Starting with the line that holds "Enumerate this screenshot's", repeat each line through the last one below, exactly. Pictures stay out.

________________________________________

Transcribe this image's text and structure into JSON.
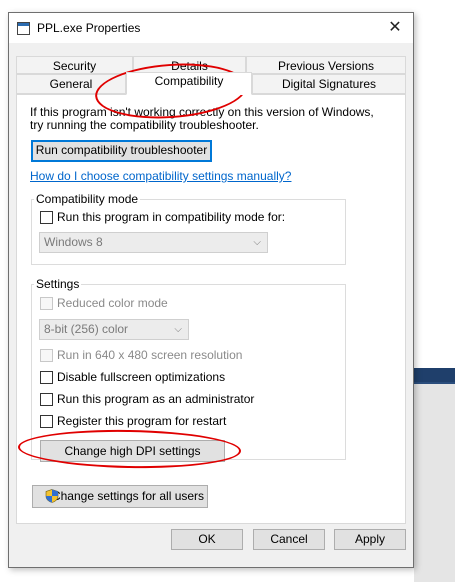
{
  "window": {
    "title": "PPL.exe Properties",
    "close_glyph": "✕",
    "icon": "app-icon"
  },
  "tabs_row1": [
    {
      "label": "Security"
    },
    {
      "label": "Details"
    },
    {
      "label": "Previous Versions"
    }
  ],
  "tabs_row2": [
    {
      "label": "General"
    },
    {
      "label": "Compatibility",
      "active": true
    },
    {
      "label": "Digital Signatures"
    }
  ],
  "panel": {
    "intro_line1": "If this program isn't working correctly on this version of Windows,",
    "intro_line2": "try running the compatibility troubleshooter.",
    "troubleshooter_button": "Run compatibility troubleshooter",
    "manual_link": "How do I choose compatibility settings manually?",
    "compat_mode": {
      "legend": "Compatibility mode",
      "checkbox_label": "Run this program in compatibility mode for:",
      "checked": false,
      "select_value": "Windows 8"
    },
    "settings": {
      "legend": "Settings",
      "reduced_color": "Reduced color mode",
      "color_select": "8-bit (256) color",
      "res640": "Run in 640 x 480 screen resolution",
      "fullscreen": "Disable fullscreen optimizations",
      "admin": "Run this program as an administrator",
      "register": "Register this program for restart",
      "dpi_button": "Change high DPI settings"
    },
    "all_users_button": "Change settings for all users"
  },
  "footer": {
    "ok": "OK",
    "cancel": "Cancel",
    "apply": "Apply"
  },
  "annotation_color": "#e00000"
}
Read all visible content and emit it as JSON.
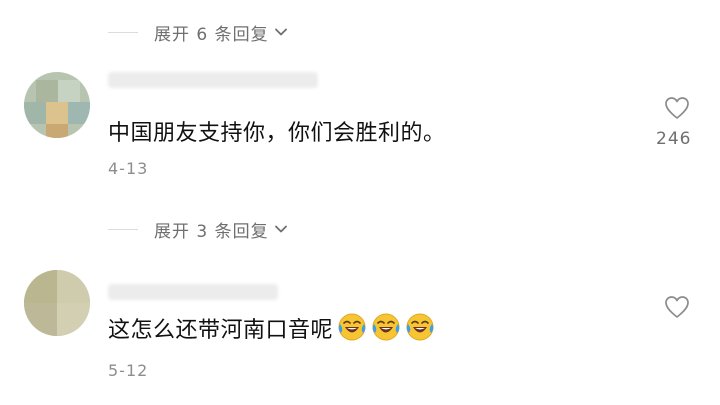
{
  "thread_top": {
    "expand_label": "展开 6 条回复"
  },
  "comments": [
    {
      "text": "中国朋友支持你，你们会胜利的。",
      "date": "4-13",
      "likes": "246"
    },
    {
      "text": "这怎么还带河南口音呢",
      "emoji": [
        "rofl-emoji",
        "rofl-emoji",
        "rofl-emoji"
      ],
      "date": "5-12",
      "likes": ""
    }
  ],
  "thread_middle": {
    "expand_label": "展开 3 条回复"
  },
  "icons": {
    "chevron": "chevron-down-icon",
    "like": "heart-outline-icon"
  },
  "colors": {
    "expand_text": "#6f6f6f",
    "date_text": "#8e8e8e",
    "comment_text": "#111111",
    "emoji_face": "#f7c533",
    "emoji_tear": "#3aa0e8"
  }
}
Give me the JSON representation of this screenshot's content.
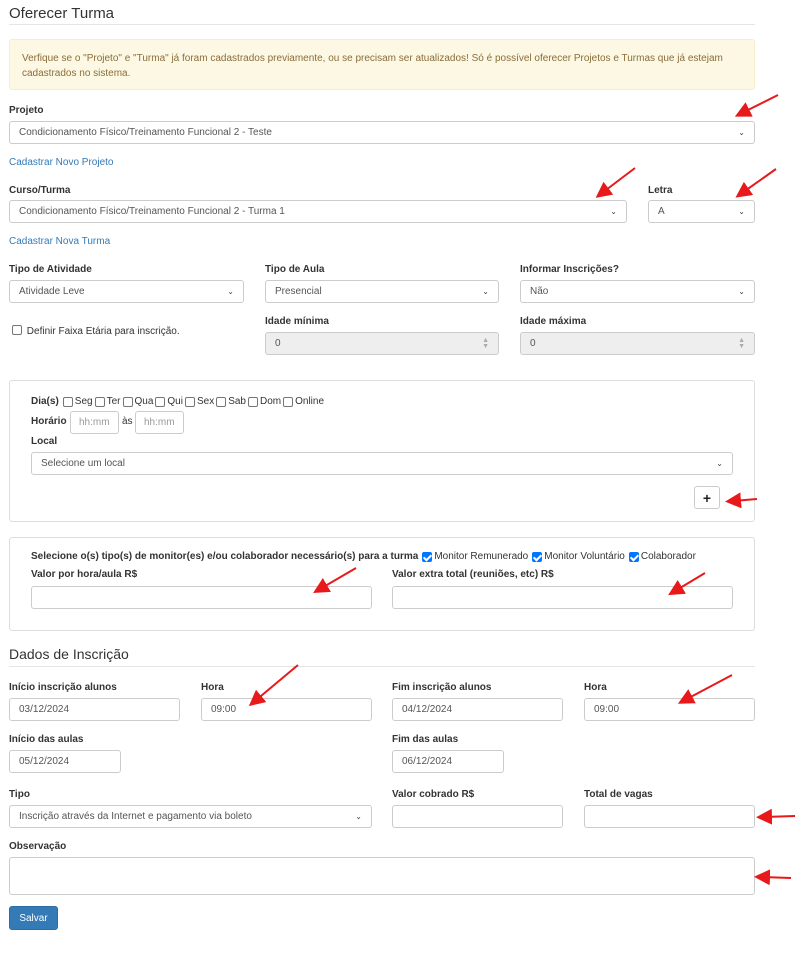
{
  "page": {
    "title": "Oferecer Turma",
    "alert": "Verfique se o \"Projeto\" e \"Turma\" já foram cadastrados previamente, ou se precisam ser atualizados! Só é possível oferecer Projetos e Turmas que já estejam cadastrados no sistema."
  },
  "projeto": {
    "label": "Projeto",
    "value": "Condicionamento Físico/Treinamento Funcional 2 - Teste",
    "link": "Cadastrar Novo Projeto"
  },
  "curso": {
    "label": "Curso/Turma",
    "value": "Condicionamento Físico/Treinamento Funcional 2 - Turma 1",
    "link": "Cadastrar Nova Turma",
    "letra_label": "Letra",
    "letra_value": "A"
  },
  "atividade": {
    "tipo_atividade_label": "Tipo de Atividade",
    "tipo_atividade_value": "Atividade Leve",
    "tipo_aula_label": "Tipo de Aula",
    "tipo_aula_value": "Presencial",
    "informar_label": "Informar Inscrições?",
    "informar_value": "Não",
    "faixa_label": "Definir Faixa Etária para inscrição.",
    "faixa_checked": false,
    "idade_min_label": "Idade mínima",
    "idade_min_value": "0",
    "idade_max_label": "Idade máxima",
    "idade_max_value": "0"
  },
  "horario": {
    "dias_label": "Dia(s)",
    "dias": [
      "Seg",
      "Ter",
      "Qua",
      "Qui",
      "Sex",
      "Sab",
      "Dom",
      "Online"
    ],
    "horario_label": "Horário",
    "ate_label": "às",
    "time_placeholder": "hh:mm",
    "local_label": "Local",
    "local_value": "Selecione um local",
    "add_symbol": "+"
  },
  "monitores": {
    "prompt": "Selecione o(s) tipo(s) de monitor(es) e/ou colaborador necessário(s) para a turma",
    "options": [
      {
        "label": "Monitor Remunerado",
        "checked": true
      },
      {
        "label": "Monitor Voluntário",
        "checked": true
      },
      {
        "label": "Colaborador",
        "checked": true
      }
    ],
    "valor_hora_label": "Valor por hora/aula R$",
    "valor_extra_label": "Valor extra total (reuniões, etc) R$"
  },
  "inscricao": {
    "section_title": "Dados de Inscrição",
    "inicio_label": "Início inscrição alunos",
    "inicio_value": "03/12/2024",
    "hora1_label": "Hora",
    "hora1_value": "09:00",
    "fim_label": "Fim inscrição alunos",
    "fim_value": "04/12/2024",
    "hora2_label": "Hora",
    "hora2_value": "09:00",
    "inicio_aulas_label": "Início das aulas",
    "inicio_aulas_value": "05/12/2024",
    "fim_aulas_label": "Fim das aulas",
    "fim_aulas_value": "06/12/2024",
    "tipo_label": "Tipo",
    "tipo_value": "Inscrição através da Internet e pagamento via boleto",
    "valor_label": "Valor cobrado R$",
    "vagas_label": "Total de vagas",
    "obs_label": "Observação",
    "save_label": "Salvar"
  },
  "colors": {
    "primary": "#337ab7",
    "alert_bg": "#fcf8e3",
    "alert_text": "#8a6d3b",
    "arrow": "#e8191a",
    "checkbox_on": "#0075ff"
  }
}
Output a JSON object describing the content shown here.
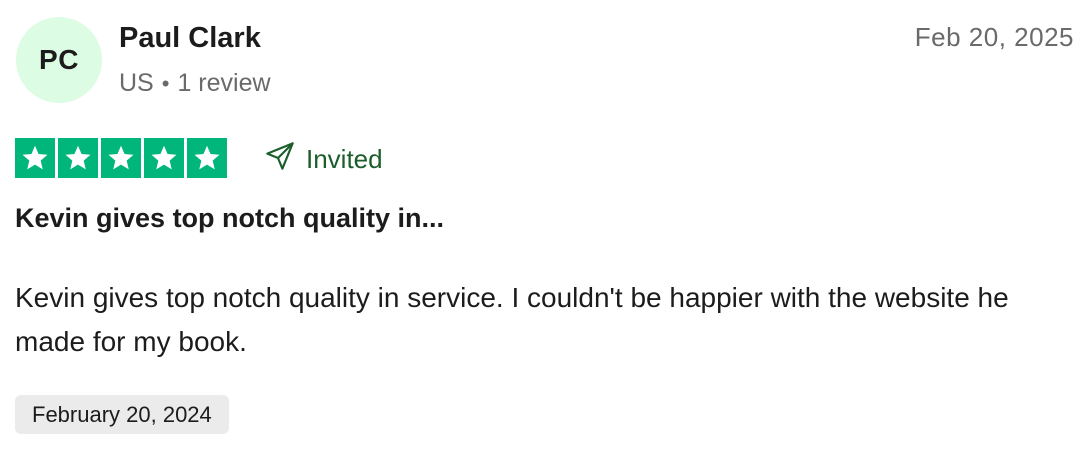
{
  "reviewer": {
    "initials": "PC",
    "name": "Paul Clark",
    "country": "US",
    "separator": "•",
    "review_count": "1 review",
    "avatar_color": "#dcfce3"
  },
  "review": {
    "posted_date": "Feb 20, 2025",
    "rating": 5,
    "rating_max": 5,
    "star_color": "#00b67a",
    "invited_label": "Invited",
    "invited_icon": "send-icon",
    "title": "Kevin gives top notch quality in...",
    "body": "Kevin gives top notch quality in service. I couldn't be happier with the website he made for my book.",
    "experience_date": "February 20, 2024"
  }
}
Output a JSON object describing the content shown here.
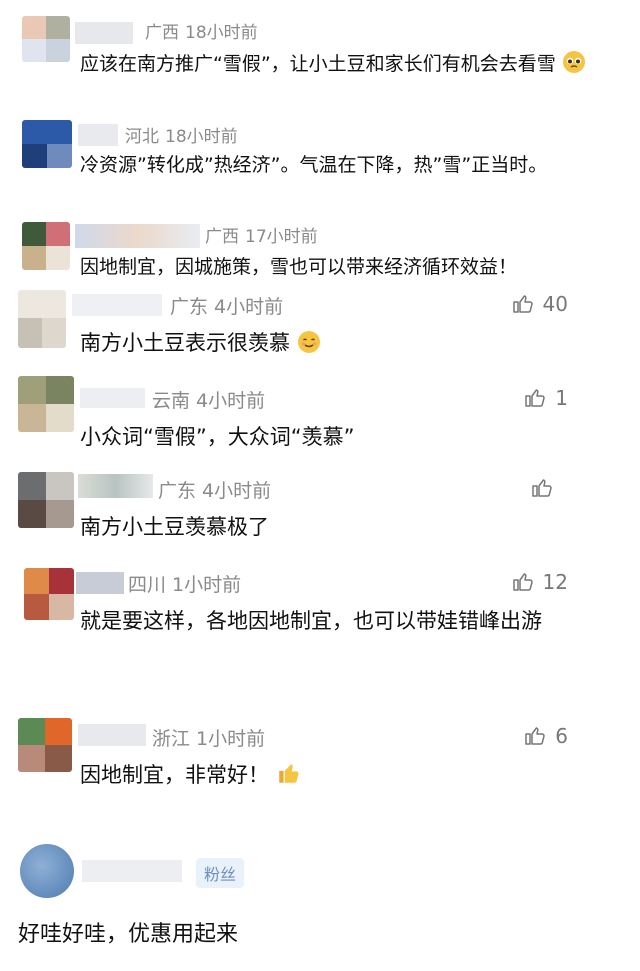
{
  "comments": [
    {
      "region": "广西",
      "time": "18小时前",
      "text": "应该在南方推广“雪假”，让小土豆和家长们有机会去看雪",
      "emoji": "pleading-face",
      "like": ""
    },
    {
      "region": "河北",
      "time": "18小时前",
      "text": "冷资源”转化成”热经济”。气温在下降，热”雪”正当时。",
      "emoji": "",
      "like": ""
    },
    {
      "region": "广西",
      "time": "17小时前",
      "text": "因地制宜，因城施策，雪也可以带来经济循环效益！",
      "emoji": "",
      "like": ""
    },
    {
      "region": "广东",
      "time": "4小时前",
      "text": "南方小土豆表示很羡慕",
      "emoji": "smiling-face",
      "like": "40"
    },
    {
      "region": "云南",
      "time": "4小时前",
      "text": "小众词“雪假”，大众词“羡慕”",
      "emoji": "",
      "like": "1"
    },
    {
      "region": "广东",
      "time": "4小时前",
      "text": "南方小土豆羡慕极了",
      "emoji": "",
      "like": ""
    },
    {
      "region": "四川",
      "time": "1小时前",
      "text": "就是要这样，各地因地制宜，也可以带娃错峰出游",
      "emoji": "",
      "like": "12"
    },
    {
      "region": "浙江",
      "time": "1小时前",
      "text": "因地制宜，非常好！",
      "emoji": "thumbs-up",
      "like": "6"
    }
  ],
  "last": {
    "badge": "粉丝",
    "text": "好哇好哇，优惠用起来"
  },
  "colors": {
    "meta": "#8a8a8a",
    "badge_bg": "#e9f1fb",
    "badge_text": "#6d8fbf"
  }
}
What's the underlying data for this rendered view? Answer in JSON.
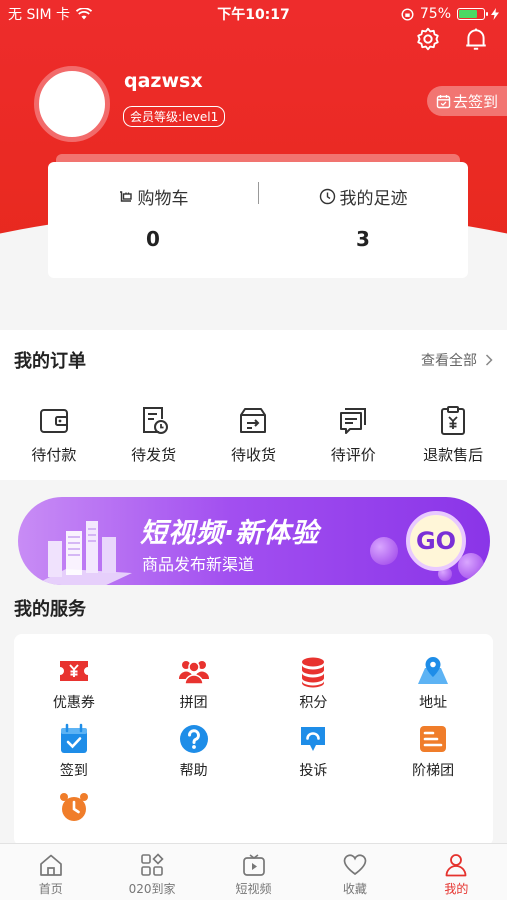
{
  "status_bar": {
    "carrier": "无 SIM 卡",
    "time": "下午10:17",
    "battery": "75%",
    "battery_level": 0.75
  },
  "profile": {
    "username": "qazwsx",
    "level": "会员等级:level1",
    "checkin_label": "去签到"
  },
  "stats": [
    {
      "label": "购物车",
      "value": "0",
      "icon": "cart-icon"
    },
    {
      "label": "我的足迹",
      "value": "3",
      "icon": "clock-icon"
    }
  ],
  "orders": {
    "title": "我的订单",
    "view_all": "查看全部",
    "items": [
      {
        "label": "待付款",
        "icon": "wallet-icon"
      },
      {
        "label": "待发货",
        "icon": "shipping-doc-icon"
      },
      {
        "label": "待收货",
        "icon": "box-icon"
      },
      {
        "label": "待评价",
        "icon": "comment-icon"
      },
      {
        "label": "退款售后",
        "icon": "refund-icon"
      }
    ]
  },
  "banner": {
    "title": "短视频·新体验",
    "subtitle": "商品发布新渠道",
    "go": "GO"
  },
  "services": {
    "title": "我的服务",
    "items": [
      {
        "label": "优惠券",
        "icon": "coupon-icon",
        "color": "#e8332f"
      },
      {
        "label": "拼团",
        "icon": "group-icon",
        "color": "#e8332f"
      },
      {
        "label": "积分",
        "icon": "points-icon",
        "color": "#e8332f"
      },
      {
        "label": "地址",
        "icon": "location-icon",
        "color": "#1e8de8"
      },
      {
        "label": "签到",
        "icon": "calendar-check-icon",
        "color": "#1e8de8"
      },
      {
        "label": "帮助",
        "icon": "help-icon",
        "color": "#1e8de8"
      },
      {
        "label": "投诉",
        "icon": "complaint-icon",
        "color": "#1e8de8"
      },
      {
        "label": "阶梯团",
        "icon": "ladder-icon",
        "color": "#f07d2a"
      },
      {
        "label": "",
        "icon": "alarm-icon",
        "color": "#f07d2a"
      }
    ]
  },
  "tabbar": [
    {
      "label": "首页",
      "icon": "home-icon",
      "active": false
    },
    {
      "label": "020到家",
      "icon": "grid-icon",
      "active": false
    },
    {
      "label": "短视频",
      "icon": "video-icon",
      "active": false
    },
    {
      "label": "收藏",
      "icon": "heart-icon",
      "active": false
    },
    {
      "label": "我的",
      "icon": "user-icon",
      "active": true
    }
  ],
  "colors": {
    "brand_red": "#e8291f",
    "active_tab": "#e5322d",
    "banner_purple": "#a24ff0"
  }
}
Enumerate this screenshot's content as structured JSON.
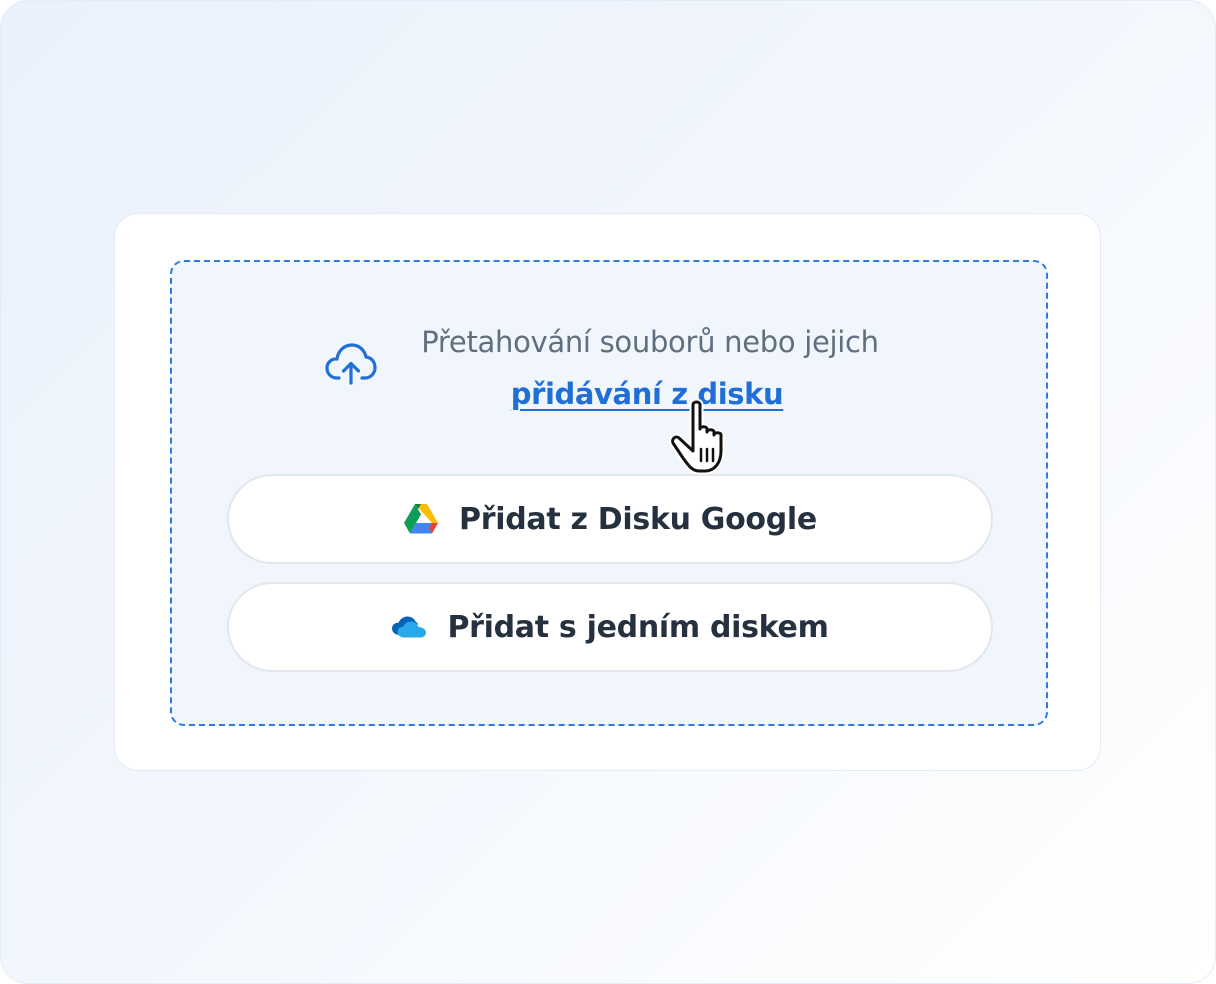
{
  "dropzone": {
    "prompt": "Přetahování souborů nebo jejich",
    "link_label": "přidávání z disku",
    "upload_icon": "cloud-upload-icon"
  },
  "sources": [
    {
      "label": "Přidat z Disku Google",
      "icon": "google-drive-icon"
    },
    {
      "label": "Přidat s jedním diskem",
      "icon": "onedrive-icon"
    }
  ],
  "cursor": {
    "icon": "hand-pointer-icon"
  },
  "colors": {
    "accent": "#1f6fd6",
    "dashed_border": "#2f7ae0",
    "text_muted": "#5f6f7f",
    "text_dark": "#263140",
    "dropzone_bg": "#f1f6fd"
  }
}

________________________________________

▸ **RESULT FOR THIS TASK**:
Enumerate this screenshot's content as structured JSON.
{
  "dropzone": {
    "prompt": "Přetahování souborů nebo jejich",
    "link_label": "přidávání z disku",
    "upload_icon": "cloud-upload-icon"
  },
  "sources": [
    {
      "label": "Přidat z Disku Google",
      "icon": "google-drive-icon"
    },
    {
      "label": "Přidat s jedním diskem",
      "icon": "onedrive-icon"
    }
  ],
  "cursor": {
    "icon": "hand-pointer-icon"
  },
  "colors": {
    "accent": "#1f6fd6",
    "dashed_border": "#2f7ae0",
    "text_muted": "#5f6f7f",
    "text_dark": "#263140",
    "dropzone_bg": "#f1f6fd"
  }
}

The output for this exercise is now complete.